## Your objective
Extract, from the records beneath this instruction, each line that contains the word "screenshot".

## Extracted information

◇ ◇ ◇ ◇ ◇

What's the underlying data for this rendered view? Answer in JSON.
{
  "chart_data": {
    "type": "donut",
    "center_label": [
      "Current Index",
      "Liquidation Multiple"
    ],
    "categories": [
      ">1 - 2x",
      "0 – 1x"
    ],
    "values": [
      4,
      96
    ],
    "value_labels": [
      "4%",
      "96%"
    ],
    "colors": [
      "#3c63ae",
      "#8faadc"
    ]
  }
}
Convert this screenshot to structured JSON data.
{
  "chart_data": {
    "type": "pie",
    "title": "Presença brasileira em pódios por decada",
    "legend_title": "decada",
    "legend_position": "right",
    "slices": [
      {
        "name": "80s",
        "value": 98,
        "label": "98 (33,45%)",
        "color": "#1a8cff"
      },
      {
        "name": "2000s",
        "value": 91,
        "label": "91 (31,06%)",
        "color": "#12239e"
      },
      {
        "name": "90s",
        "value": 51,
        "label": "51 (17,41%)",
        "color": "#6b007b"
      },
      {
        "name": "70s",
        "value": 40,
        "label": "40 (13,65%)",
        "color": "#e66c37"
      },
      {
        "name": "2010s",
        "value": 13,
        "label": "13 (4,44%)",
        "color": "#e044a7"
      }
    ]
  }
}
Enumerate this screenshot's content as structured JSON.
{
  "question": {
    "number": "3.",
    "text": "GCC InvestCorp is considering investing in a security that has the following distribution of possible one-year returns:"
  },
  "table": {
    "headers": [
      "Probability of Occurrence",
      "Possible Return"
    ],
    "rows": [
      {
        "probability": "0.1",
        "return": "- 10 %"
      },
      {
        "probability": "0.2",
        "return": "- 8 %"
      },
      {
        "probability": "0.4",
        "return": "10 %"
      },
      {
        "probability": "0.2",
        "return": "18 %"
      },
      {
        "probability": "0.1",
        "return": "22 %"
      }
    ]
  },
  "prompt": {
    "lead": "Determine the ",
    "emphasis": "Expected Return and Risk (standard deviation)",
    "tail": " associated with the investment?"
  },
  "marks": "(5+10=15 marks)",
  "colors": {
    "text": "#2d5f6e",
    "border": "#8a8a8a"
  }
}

◇ ◇ ◇ ◇ ◇

## Task output
Convert this screenshot to structured JSON data.
Enumerate this screenshot's content as structured JSON.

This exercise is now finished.